Start Listing

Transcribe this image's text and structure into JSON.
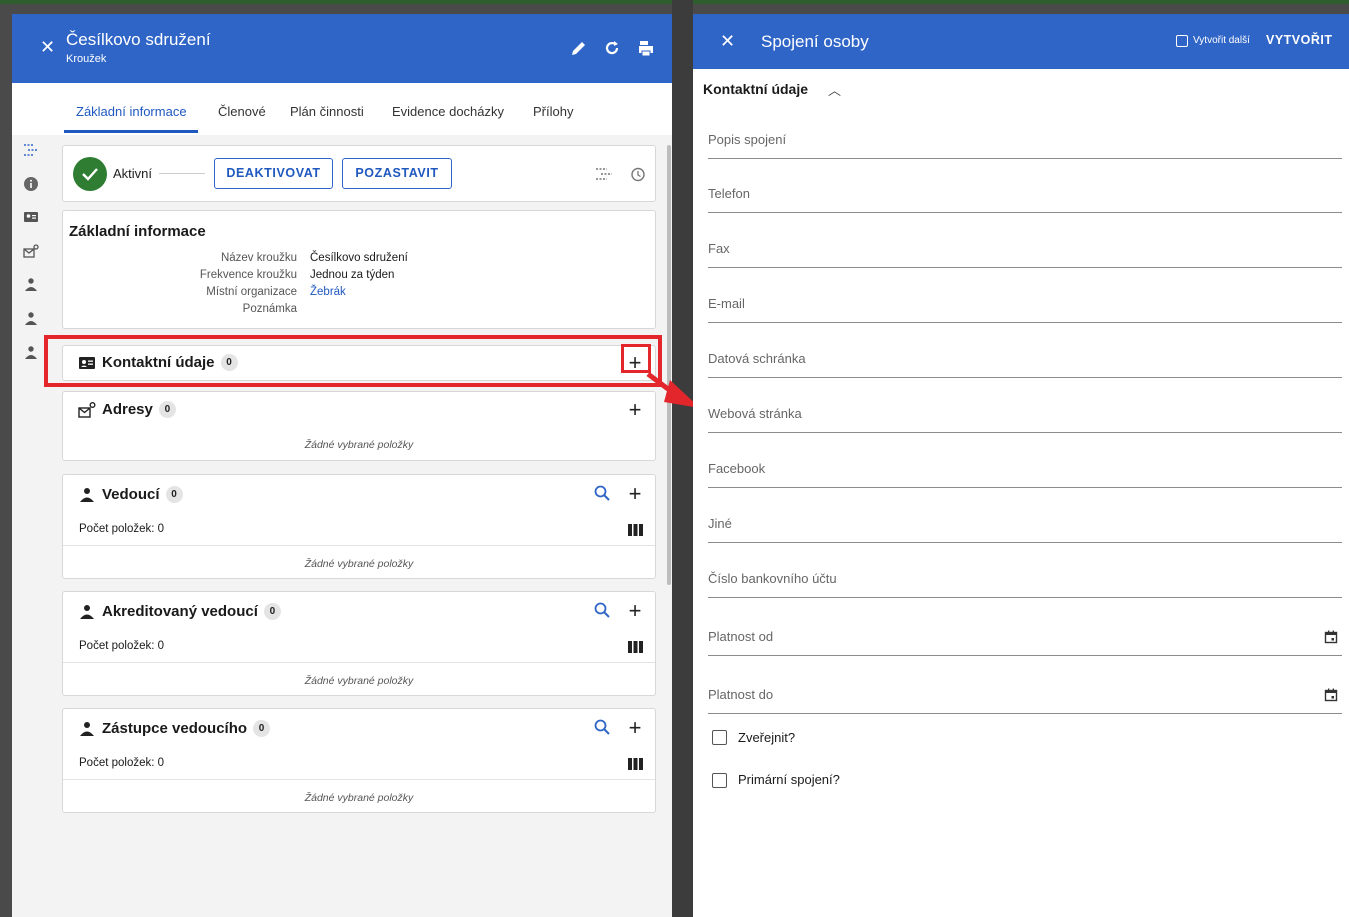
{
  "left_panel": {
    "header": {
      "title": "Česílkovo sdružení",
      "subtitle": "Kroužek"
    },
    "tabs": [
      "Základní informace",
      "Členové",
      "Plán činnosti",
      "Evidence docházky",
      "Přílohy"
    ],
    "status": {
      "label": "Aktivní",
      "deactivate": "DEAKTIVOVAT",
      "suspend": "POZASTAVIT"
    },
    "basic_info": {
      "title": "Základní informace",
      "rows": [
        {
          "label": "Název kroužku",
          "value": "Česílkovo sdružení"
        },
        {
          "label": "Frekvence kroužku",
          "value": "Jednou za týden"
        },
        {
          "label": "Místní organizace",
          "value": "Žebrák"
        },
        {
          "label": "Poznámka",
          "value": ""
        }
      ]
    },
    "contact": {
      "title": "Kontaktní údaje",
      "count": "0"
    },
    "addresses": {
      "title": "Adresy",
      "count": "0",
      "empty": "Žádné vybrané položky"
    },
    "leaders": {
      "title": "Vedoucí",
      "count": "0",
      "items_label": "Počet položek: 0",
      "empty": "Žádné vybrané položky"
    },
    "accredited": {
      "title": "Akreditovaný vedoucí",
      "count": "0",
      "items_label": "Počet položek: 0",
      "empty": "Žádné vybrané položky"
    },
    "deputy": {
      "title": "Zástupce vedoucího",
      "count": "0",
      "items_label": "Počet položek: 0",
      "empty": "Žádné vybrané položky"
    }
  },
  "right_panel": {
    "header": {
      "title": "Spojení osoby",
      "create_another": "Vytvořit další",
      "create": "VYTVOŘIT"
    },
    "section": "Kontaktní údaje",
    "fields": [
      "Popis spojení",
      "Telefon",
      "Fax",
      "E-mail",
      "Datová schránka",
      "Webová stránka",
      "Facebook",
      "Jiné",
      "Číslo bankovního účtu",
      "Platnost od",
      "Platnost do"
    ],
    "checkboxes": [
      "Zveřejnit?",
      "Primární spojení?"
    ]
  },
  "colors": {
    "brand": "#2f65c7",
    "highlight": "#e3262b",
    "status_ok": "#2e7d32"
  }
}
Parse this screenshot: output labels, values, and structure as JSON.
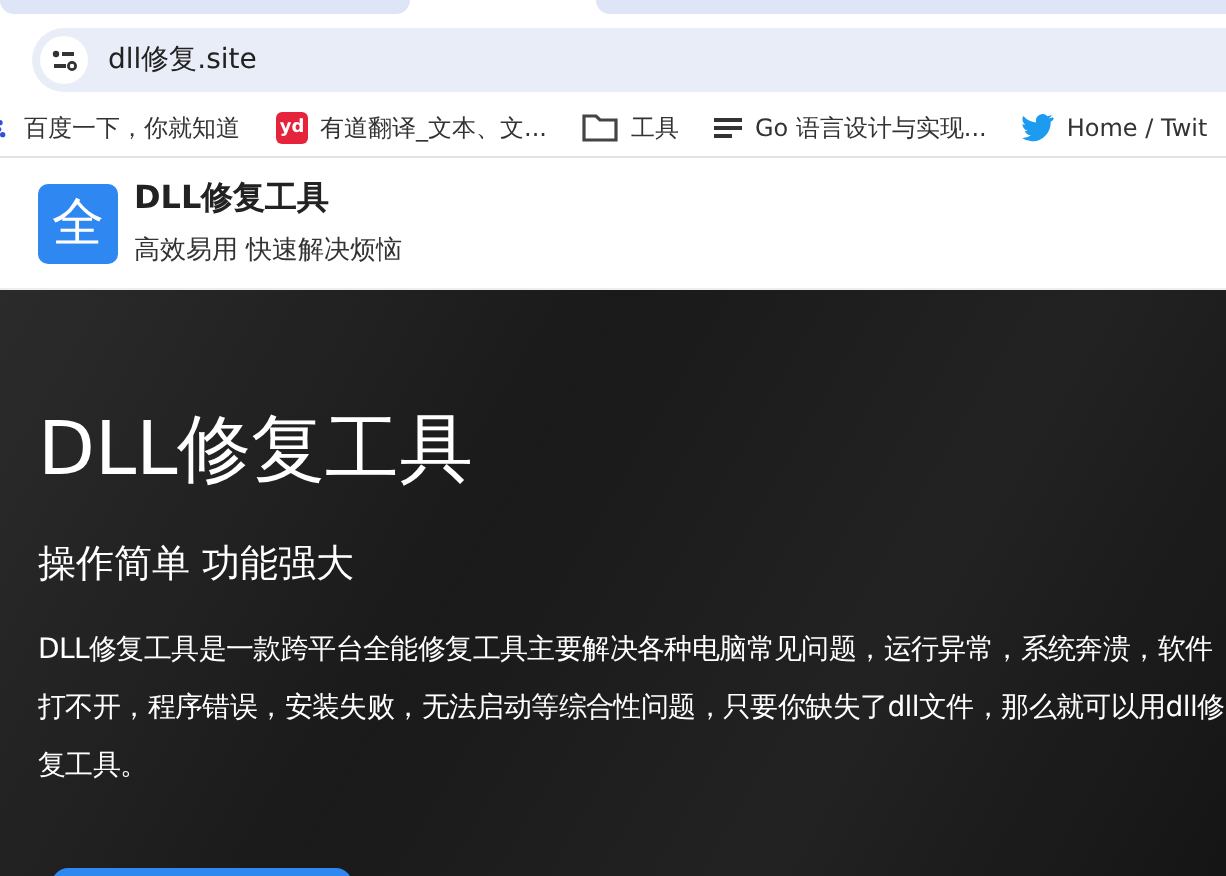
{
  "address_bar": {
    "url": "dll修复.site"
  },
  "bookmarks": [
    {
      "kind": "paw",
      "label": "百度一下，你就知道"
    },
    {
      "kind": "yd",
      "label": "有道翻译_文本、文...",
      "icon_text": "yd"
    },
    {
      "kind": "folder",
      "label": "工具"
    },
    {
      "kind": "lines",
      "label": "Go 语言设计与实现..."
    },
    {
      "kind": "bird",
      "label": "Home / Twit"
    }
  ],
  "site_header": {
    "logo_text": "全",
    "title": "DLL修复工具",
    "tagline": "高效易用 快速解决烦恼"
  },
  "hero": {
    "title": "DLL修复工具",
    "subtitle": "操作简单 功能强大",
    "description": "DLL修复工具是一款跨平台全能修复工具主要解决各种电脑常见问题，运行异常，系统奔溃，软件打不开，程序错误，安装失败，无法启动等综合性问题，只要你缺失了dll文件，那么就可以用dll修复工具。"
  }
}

End Listing

▶ **The problem**
Each line that contains the string "kroužku" counts once; say how many there are and nothing else.

▶ **Solution below**
2